====== DATA SHOWN ======

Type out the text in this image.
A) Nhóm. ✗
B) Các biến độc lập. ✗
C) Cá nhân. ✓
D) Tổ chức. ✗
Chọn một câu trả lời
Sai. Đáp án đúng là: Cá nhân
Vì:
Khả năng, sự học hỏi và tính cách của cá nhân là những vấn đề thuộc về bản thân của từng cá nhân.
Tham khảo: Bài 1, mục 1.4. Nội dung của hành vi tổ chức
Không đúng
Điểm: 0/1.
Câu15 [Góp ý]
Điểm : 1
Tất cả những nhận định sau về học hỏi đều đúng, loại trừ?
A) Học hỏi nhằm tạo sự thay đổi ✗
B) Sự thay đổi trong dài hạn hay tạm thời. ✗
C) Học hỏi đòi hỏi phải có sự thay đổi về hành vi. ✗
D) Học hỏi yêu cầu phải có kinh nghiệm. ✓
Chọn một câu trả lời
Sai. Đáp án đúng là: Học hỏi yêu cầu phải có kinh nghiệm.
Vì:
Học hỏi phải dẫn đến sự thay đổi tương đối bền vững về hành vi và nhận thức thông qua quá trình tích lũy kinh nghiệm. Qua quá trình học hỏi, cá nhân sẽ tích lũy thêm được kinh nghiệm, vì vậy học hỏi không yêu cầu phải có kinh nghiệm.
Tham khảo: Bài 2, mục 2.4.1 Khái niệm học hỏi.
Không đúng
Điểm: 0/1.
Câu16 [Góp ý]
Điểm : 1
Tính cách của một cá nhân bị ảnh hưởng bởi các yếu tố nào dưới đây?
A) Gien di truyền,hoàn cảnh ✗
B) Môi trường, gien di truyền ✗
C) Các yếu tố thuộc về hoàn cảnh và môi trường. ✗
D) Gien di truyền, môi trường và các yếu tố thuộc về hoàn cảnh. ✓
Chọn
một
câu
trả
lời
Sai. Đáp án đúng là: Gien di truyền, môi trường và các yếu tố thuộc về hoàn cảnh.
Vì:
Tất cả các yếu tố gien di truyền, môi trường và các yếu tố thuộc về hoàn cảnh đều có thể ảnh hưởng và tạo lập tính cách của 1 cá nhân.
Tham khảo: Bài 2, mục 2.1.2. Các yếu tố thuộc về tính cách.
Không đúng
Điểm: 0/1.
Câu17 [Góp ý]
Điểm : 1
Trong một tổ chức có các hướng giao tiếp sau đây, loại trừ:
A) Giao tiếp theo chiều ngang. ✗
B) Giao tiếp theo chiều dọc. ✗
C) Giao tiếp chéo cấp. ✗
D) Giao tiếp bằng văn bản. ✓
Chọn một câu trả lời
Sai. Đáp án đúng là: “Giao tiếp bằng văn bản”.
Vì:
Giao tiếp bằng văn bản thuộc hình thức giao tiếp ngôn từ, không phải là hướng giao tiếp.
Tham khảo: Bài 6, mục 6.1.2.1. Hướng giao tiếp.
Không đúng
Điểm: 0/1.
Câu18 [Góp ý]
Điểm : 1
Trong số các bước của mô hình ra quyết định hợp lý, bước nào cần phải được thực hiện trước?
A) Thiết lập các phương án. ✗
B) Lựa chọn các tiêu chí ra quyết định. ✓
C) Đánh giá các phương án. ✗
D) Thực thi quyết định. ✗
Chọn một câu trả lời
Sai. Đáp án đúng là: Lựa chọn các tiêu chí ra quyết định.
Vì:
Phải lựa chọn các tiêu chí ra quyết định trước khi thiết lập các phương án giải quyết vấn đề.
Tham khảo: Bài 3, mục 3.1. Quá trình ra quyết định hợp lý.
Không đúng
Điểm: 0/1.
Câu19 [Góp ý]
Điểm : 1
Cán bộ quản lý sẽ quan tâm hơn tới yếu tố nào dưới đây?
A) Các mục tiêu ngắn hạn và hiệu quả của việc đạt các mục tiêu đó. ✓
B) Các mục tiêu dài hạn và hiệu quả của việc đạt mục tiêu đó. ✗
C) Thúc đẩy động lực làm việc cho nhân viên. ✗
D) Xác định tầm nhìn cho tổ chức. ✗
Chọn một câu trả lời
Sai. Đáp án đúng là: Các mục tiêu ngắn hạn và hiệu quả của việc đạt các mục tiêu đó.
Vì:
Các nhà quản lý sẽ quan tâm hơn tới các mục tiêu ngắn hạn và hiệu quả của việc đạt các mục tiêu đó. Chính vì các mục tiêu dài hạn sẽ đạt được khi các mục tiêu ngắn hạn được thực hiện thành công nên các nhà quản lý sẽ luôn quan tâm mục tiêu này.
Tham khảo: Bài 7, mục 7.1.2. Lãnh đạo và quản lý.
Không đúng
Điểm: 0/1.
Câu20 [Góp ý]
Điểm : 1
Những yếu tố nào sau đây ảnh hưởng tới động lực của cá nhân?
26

======

> YOUR GOAL
Return the lines of the records that include the string "chiều".

> RESPONSE TO THIS EXERCISE
A) Giao tiếp theo chiều ngang. ✗
B) Giao tiếp theo chiều dọc. ✗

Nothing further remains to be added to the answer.